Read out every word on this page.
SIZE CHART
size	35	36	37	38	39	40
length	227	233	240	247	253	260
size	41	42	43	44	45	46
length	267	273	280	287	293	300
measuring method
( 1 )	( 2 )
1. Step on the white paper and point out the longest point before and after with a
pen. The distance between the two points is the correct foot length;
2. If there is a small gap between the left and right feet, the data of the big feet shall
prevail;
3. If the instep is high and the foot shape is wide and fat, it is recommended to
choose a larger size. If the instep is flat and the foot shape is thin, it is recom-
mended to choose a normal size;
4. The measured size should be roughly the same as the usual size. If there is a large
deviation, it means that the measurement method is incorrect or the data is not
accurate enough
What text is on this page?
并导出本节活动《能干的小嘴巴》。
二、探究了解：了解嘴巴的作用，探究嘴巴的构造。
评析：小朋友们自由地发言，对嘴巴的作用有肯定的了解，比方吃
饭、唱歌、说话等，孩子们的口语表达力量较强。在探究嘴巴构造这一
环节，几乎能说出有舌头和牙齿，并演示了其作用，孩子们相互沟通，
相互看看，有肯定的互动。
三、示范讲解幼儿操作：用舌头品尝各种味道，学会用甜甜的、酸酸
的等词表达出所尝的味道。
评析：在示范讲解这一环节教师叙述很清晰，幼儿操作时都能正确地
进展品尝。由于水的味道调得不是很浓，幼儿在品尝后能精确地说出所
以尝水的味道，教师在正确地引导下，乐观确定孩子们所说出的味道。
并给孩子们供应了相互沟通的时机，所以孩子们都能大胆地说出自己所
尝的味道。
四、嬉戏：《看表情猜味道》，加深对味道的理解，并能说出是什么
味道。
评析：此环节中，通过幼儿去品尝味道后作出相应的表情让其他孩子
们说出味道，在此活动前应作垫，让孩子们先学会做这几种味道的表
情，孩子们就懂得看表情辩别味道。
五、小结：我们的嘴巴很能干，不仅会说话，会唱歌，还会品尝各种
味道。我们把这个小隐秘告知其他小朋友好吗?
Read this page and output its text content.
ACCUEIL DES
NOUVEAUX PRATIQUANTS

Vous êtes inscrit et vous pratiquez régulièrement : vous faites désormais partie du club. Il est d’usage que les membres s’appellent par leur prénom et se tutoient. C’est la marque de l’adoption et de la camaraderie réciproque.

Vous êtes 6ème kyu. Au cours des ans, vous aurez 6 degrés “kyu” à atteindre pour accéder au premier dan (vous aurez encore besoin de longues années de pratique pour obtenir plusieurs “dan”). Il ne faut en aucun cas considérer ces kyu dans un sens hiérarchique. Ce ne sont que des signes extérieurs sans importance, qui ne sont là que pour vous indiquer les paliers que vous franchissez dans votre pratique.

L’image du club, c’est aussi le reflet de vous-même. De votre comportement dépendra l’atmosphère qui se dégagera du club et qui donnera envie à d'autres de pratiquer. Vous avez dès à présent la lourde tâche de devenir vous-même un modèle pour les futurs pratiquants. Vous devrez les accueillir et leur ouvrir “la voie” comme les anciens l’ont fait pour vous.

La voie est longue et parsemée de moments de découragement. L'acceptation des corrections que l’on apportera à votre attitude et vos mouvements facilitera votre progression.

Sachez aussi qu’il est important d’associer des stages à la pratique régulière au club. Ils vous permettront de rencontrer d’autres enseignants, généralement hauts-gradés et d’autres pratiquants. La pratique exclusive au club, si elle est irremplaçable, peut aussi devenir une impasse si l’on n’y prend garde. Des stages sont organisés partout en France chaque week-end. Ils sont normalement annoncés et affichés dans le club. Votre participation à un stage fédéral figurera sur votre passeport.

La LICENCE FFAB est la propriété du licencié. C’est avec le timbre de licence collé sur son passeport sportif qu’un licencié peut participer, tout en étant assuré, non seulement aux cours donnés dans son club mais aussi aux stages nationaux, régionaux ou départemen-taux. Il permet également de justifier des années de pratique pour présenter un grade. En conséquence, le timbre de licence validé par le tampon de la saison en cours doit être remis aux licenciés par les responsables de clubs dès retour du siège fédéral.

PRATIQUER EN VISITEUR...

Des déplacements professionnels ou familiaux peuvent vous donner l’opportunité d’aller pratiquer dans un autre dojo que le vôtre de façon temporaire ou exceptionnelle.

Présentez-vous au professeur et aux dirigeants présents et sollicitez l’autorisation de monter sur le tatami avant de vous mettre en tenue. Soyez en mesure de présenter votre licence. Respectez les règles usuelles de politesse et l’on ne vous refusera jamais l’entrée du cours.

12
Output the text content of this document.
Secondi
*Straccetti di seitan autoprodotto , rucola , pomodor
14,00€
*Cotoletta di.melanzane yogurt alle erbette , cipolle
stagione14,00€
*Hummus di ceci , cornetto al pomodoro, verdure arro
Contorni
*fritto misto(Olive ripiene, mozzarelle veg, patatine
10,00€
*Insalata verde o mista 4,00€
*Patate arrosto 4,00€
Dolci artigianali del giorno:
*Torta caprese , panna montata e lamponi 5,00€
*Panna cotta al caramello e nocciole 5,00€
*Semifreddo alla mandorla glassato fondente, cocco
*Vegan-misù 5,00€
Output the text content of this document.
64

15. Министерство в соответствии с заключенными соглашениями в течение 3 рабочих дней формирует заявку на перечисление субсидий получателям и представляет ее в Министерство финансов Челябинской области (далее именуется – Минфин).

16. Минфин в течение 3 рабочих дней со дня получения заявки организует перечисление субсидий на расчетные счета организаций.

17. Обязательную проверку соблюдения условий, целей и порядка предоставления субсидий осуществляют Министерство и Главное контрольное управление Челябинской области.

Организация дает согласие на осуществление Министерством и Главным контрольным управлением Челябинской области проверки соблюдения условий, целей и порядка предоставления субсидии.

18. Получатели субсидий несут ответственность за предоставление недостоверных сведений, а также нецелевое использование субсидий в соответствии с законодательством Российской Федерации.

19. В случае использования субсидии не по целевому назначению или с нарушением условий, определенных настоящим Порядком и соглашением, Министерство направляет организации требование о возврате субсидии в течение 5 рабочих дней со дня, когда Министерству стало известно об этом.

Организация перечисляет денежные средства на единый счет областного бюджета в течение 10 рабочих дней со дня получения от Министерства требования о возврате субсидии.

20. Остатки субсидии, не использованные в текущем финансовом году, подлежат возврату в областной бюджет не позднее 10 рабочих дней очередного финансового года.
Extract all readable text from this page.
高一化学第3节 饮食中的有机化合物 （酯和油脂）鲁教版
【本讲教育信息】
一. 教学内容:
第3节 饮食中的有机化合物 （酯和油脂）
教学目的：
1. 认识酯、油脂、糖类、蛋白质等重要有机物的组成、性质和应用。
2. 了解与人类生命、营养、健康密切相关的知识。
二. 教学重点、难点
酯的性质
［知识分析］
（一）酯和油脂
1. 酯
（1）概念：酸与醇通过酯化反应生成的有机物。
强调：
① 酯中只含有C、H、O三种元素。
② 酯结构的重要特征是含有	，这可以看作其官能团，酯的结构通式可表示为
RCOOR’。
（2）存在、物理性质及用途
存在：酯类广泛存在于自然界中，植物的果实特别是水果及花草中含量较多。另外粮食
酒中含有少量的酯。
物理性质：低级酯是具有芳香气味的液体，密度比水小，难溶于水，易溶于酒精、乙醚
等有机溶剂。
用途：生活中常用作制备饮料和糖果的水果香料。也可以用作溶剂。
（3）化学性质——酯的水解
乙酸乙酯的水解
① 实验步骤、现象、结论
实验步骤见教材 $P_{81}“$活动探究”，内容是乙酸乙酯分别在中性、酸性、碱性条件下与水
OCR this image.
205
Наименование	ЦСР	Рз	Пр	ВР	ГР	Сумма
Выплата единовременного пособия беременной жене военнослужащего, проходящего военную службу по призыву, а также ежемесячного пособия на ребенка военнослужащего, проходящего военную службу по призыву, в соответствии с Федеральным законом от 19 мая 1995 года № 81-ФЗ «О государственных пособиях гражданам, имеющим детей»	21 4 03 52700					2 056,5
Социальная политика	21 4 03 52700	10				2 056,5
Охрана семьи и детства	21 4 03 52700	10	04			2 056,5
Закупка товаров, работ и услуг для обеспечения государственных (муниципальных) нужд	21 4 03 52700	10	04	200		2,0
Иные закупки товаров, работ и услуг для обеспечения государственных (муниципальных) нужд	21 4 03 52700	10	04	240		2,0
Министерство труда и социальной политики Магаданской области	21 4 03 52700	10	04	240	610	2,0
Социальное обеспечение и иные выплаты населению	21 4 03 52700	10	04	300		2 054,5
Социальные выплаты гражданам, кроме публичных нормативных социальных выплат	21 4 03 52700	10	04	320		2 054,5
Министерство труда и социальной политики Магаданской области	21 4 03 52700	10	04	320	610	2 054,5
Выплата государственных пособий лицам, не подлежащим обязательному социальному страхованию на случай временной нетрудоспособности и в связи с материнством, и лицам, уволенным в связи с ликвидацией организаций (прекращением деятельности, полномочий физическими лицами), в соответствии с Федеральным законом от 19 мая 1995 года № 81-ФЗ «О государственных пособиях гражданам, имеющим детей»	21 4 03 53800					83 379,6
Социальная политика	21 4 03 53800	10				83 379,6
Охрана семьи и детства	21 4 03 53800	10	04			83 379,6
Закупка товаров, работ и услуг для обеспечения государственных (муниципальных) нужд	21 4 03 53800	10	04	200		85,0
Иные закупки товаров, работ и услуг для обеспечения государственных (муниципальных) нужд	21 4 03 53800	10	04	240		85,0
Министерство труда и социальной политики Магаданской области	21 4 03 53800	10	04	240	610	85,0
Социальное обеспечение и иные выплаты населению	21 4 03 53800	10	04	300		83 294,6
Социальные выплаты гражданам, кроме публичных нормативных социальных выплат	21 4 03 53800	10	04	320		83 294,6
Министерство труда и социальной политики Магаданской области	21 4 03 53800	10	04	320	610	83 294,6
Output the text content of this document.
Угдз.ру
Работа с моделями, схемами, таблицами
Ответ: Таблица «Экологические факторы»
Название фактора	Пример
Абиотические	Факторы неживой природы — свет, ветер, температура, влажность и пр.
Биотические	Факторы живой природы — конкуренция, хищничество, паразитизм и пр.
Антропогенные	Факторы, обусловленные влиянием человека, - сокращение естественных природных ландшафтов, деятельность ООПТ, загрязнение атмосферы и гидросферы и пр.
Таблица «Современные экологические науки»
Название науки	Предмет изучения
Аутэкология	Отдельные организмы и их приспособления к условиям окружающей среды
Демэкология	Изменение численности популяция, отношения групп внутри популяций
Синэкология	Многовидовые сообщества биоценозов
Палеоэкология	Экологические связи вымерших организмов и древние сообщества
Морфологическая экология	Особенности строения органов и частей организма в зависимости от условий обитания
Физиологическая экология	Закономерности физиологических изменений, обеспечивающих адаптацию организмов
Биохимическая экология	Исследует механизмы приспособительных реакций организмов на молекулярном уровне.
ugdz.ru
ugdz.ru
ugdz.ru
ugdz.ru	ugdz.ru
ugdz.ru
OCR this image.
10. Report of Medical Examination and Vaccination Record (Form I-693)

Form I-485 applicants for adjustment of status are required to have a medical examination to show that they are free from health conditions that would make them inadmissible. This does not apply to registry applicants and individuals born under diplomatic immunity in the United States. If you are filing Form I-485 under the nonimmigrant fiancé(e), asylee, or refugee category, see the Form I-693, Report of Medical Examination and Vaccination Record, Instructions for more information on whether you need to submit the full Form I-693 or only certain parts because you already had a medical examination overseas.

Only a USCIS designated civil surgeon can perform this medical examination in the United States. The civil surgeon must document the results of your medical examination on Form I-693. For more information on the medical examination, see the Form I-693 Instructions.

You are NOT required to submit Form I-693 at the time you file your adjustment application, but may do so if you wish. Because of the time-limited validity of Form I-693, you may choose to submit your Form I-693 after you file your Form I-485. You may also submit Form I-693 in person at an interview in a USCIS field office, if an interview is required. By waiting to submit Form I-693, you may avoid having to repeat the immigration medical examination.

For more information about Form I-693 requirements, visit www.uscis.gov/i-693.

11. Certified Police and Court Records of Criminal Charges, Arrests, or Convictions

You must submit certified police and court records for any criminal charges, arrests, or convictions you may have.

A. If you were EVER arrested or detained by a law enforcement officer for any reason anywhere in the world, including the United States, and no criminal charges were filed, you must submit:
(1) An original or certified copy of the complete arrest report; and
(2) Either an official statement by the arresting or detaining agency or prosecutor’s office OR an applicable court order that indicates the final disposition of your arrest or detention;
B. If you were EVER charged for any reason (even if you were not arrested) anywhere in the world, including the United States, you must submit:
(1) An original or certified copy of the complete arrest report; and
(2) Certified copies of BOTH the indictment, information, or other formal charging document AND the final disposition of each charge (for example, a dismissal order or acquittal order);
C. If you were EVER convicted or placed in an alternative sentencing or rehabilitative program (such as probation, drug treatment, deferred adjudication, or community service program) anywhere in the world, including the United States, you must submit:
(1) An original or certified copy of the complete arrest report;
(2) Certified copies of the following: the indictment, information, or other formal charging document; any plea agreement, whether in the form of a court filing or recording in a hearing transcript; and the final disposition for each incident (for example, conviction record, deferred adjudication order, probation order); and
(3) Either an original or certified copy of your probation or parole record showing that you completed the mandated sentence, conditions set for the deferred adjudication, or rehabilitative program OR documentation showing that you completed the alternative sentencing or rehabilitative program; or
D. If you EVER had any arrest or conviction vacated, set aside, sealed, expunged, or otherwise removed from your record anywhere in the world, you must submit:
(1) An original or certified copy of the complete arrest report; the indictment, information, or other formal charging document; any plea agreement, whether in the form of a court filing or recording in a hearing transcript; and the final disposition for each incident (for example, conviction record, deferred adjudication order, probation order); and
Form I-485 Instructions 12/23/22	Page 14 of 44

Directive:
Using the data above, copy each line that contains "method".

Exercise result:
measuring method
deviation, it means that the measurement method is incorrect or the data is not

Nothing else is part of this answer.